TASK INSTRUCTIONS:
Convert the part of the material that opens with the line containing "selected-text: let numbers" and closes with the line containing "editor-line — [15, 256, 769, 271]", both included, into a numbered list, omitting any blank lines.
════════════════
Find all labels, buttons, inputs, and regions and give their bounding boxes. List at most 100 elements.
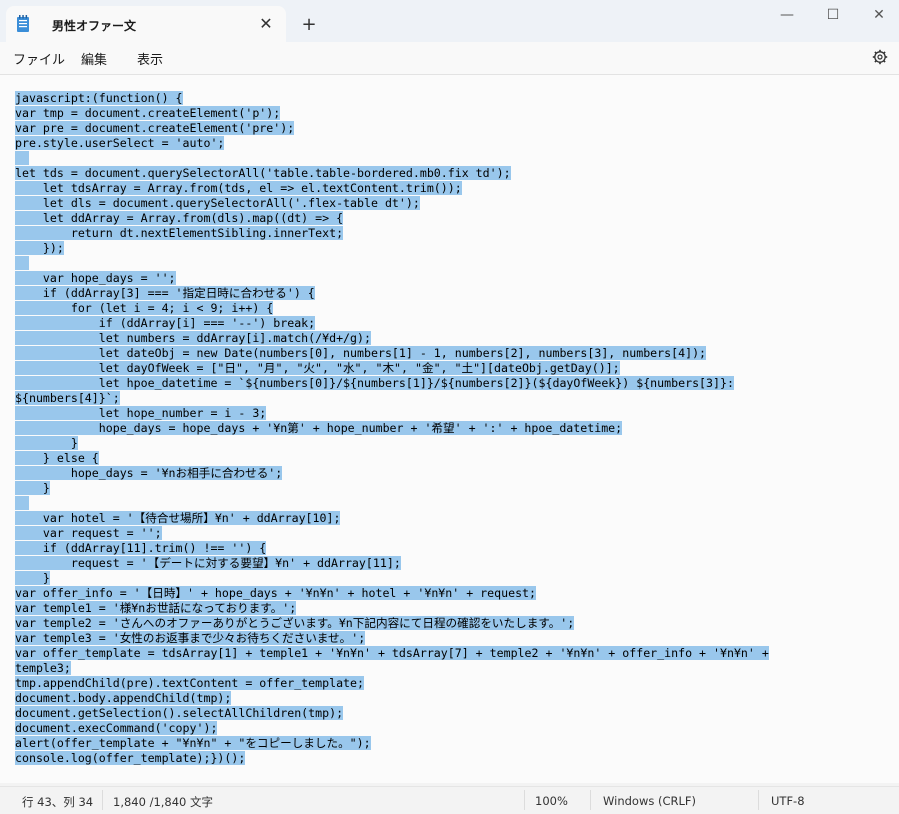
selected-text: let numbers = ddArray[i].match(/¥d+/g); — [15, 331, 371, 345]
selected-text: let ddArray = Array.from(dls).map((dt) =… — [15, 211, 344, 225]
editor-line: temple3; — [15, 661, 769, 676]
menu-file[interactable]: ファイル — [13, 49, 65, 68]
selected-text — [15, 256, 29, 270]
editor-line: document.body.appendChild(tmp); — [15, 691, 769, 706]
selected-text: return dt.nextElementSibling.innerText; — [15, 226, 344, 240]
selected-text: var offer_template = tdsArray[1] + templ… — [15, 646, 769, 660]
close-button[interactable]: ✕ — [859, 4, 899, 26]
editor-line — [15, 256, 769, 271]
editor-line: var temple2 = 'さんへのオファーありがとうございます。¥n下記内容… — [15, 616, 769, 631]
editor-line: let dateObj = new Date(numbers[0], numbe… — [15, 346, 769, 361]
menu-view[interactable]: 表示 — [137, 49, 163, 68]
selected-text: var pre = document.createElement('pre'); — [15, 121, 295, 135]
editor-line: var offer_info = '【日時】' + hope_days + '¥… — [15, 586, 769, 601]
line-ending[interactable]: Windows (CRLF) — [603, 794, 696, 808]
selected-text: var hotel = '【待合せ場所】¥n' + ddArray[10]; — [15, 511, 341, 525]
editor-line: let dayOfWeek = ["日", "月", "火", "水", "木"… — [15, 361, 769, 376]
cursor-position[interactable]: 行 43、列 34 — [22, 794, 93, 810]
selected-text: } — [15, 481, 50, 495]
editor-line: } else { — [15, 451, 769, 466]
selected-text: pre.style.userSelect = 'auto'; — [15, 136, 225, 150]
selected-text: let dayOfWeek = ["日", "月", "火", "水", "木"… — [15, 361, 620, 375]
selected-text: if (ddArray[3] === '指定日時に合わせる') { — [15, 286, 315, 300]
editor-line: var hope_days = ''; — [15, 271, 769, 286]
maximize-button[interactable]: ☐ — [813, 4, 853, 26]
editor-line — [15, 151, 769, 166]
editor-line — [15, 496, 769, 511]
selected-text — [15, 151, 29, 165]
editor-line: var temple1 = '様¥nお世話になっております。'; — [15, 601, 769, 616]
editor-line: document.getSelection().selectAllChildre… — [15, 706, 769, 721]
editor-line: request = '【デートに対する要望】¥n' + ddArray[11]; — [15, 556, 769, 571]
tab-document[interactable]: 男性オファー文 ✕ — [6, 6, 286, 42]
selected-text: javascript:(function() { — [15, 91, 183, 105]
selected-text: let dls = document.querySelectorAll('.fl… — [15, 196, 420, 210]
selected-text: temple3; — [15, 661, 71, 675]
editor-line: let hpoe_datetime = `${numbers[0]}/${num… — [15, 376, 769, 391]
selected-text: console.log(offer_template);})(); — [15, 751, 246, 765]
editor-line: alert(offer_template + "¥n¥n" + "をコピーしまし… — [15, 736, 769, 751]
selected-text: let tdsArray = Array.from(tds, el => el.… — [15, 181, 462, 195]
editor-line: return dt.nextElementSibling.innerText; — [15, 226, 769, 241]
editor-line: } — [15, 436, 769, 451]
encoding[interactable]: UTF-8 — [771, 794, 805, 808]
selected-text: var temple2 = 'さんへのオファーありがとうございます。¥n下記内容… — [15, 616, 575, 630]
tab-close-icon[interactable]: ✕ — [256, 14, 276, 34]
selected-text: var offer_info = '【日時】' + hope_days + '¥… — [15, 586, 537, 600]
editor-line: let ddArray = Array.from(dls).map((dt) =… — [15, 211, 769, 226]
selected-text: let hope_number = i - 3; — [15, 406, 267, 420]
editor-line: hope_days = hope_days + '¥n第' + hope_num… — [15, 421, 769, 436]
editor-line: for (let i = 4; i < 9; i++) { — [15, 301, 769, 316]
editor-line: let tdsArray = Array.from(tds, el => el.… — [15, 181, 769, 196]
menu-edit[interactable]: 編集 — [81, 49, 107, 68]
editor-line: var pre = document.createElement('pre'); — [15, 121, 769, 136]
minimize-button[interactable]: — — [767, 4, 807, 26]
new-tab-button[interactable]: + — [298, 14, 320, 36]
selected-text: tmp.appendChild(pre).textContent = offer… — [15, 676, 365, 690]
editor-line: var offer_template = tdsArray[1] + templ… — [15, 646, 769, 661]
editor-line: var tmp = document.createElement('p'); — [15, 106, 769, 121]
editor-line: tmp.appendChild(pre).textContent = offer… — [15, 676, 769, 691]
selected-text: }); — [15, 241, 64, 255]
selected-text: var hope_days = ''; — [15, 271, 176, 285]
editor-line: if (ddArray[3] === '指定日時に合わせる') { — [15, 286, 769, 301]
editor-line: let dls = document.querySelectorAll('.fl… — [15, 196, 769, 211]
notepad-icon — [17, 15, 29, 32]
title-bar: 男性オファー文 ✕ + — ☐ ✕ — [0, 0, 899, 42]
editor-line: let numbers = ddArray[i].match(/¥d+/g); — [15, 331, 769, 346]
editor-line: } — [15, 481, 769, 496]
tab-title: 男性オファー文 — [52, 19, 137, 33]
editor-line: if (ddArray[i] === '--') break; — [15, 316, 769, 331]
editor-line: console.log(offer_template);})(); — [15, 751, 769, 766]
editor-line: if (ddArray[11].trim() !== '') { — [15, 541, 769, 556]
status-bar: 行 43、列 34 1,840 /1,840 文字 100% Windows (… — [0, 786, 899, 814]
selected-text: var request = ''; — [15, 526, 162, 540]
editor-line: pre.style.userSelect = 'auto'; — [15, 136, 769, 151]
selected-text: document.getSelection().selectAllChildre… — [15, 706, 344, 720]
editor-line: var hotel = '【待合せ場所】¥n' + ddArray[10]; — [15, 511, 769, 526]
selected-text: } else { — [15, 451, 99, 465]
selected-text: var temple3 = '女性のお返事まで少々お待ちくださいませ。'; — [15, 631, 366, 645]
code-content: javascript:(function() {var tmp = docume… — [15, 91, 769, 766]
editor-line: var request = ''; — [15, 526, 769, 541]
editor-line: javascript:(function() { — [15, 91, 769, 106]
editor-line: document.execCommand('copy'); — [15, 721, 769, 736]
editor-line: }); — [15, 241, 769, 256]
selected-text: ${numbers[4]}`; — [15, 391, 120, 405]
editor-line: ${numbers[4]}`; — [15, 391, 769, 406]
editor-line: let hope_number = i - 3; — [15, 406, 769, 421]
zoom-level[interactable]: 100% — [535, 794, 568, 808]
editor-line: let tds = document.querySelectorAll('tab… — [15, 166, 769, 181]
selected-text: if (ddArray[i] === '--') break; — [15, 316, 316, 330]
character-count: 1,840 /1,840 文字 — [113, 795, 214, 809]
menu-bar: ファイル 編集 表示 — [0, 42, 899, 75]
selected-text: hope_days = '¥nお相手に合わせる'; — [15, 466, 283, 480]
selected-text: let hpoe_datetime = `${numbers[0]}/${num… — [15, 376, 734, 390]
gear-icon[interactable] — [872, 49, 888, 65]
editor-line: var temple3 = '女性のお返事まで少々お待ちくださいませ。'; — [15, 631, 769, 646]
selected-text: for (let i = 4; i < 9; i++) { — [15, 301, 274, 315]
selected-text: var tmp = document.createElement('p'); — [15, 106, 281, 120]
editor-line: } — [15, 571, 769, 586]
selected-text: alert(offer_template + "¥n¥n" + "をコピーしまし… — [15, 736, 371, 750]
text-editor[interactable]: javascript:(function() {var tmp = docume… — [0, 75, 899, 783]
════════════════
COMPLETE RESPONSE:
1. selected-text: let numbers = ddArray[i].match(/¥d+/g); — [15, 331, 371, 345]
2. selected-text: let ddArray = Array.from(dls).map((dt) =… — [15, 211, 344, 225]
3. editor-line: temple3; — [15, 661, 769, 676]
4. menu-file[interactable]: ファイル — [13, 49, 65, 68]
5. selected-text — [15, 256, 29, 270]
6. editor-line: document.body.appendChild(tmp); — [15, 691, 769, 706]
7. selected-text: return dt.nextElementSibling.innerText; — [15, 226, 344, 240]
8. selected-text: var offer_template = tdsArray[1] + templ… — [15, 646, 769, 660]
9. close-button[interactable]: ✕ — [859, 4, 899, 26]
10. editor-line — [15, 256, 769, 271]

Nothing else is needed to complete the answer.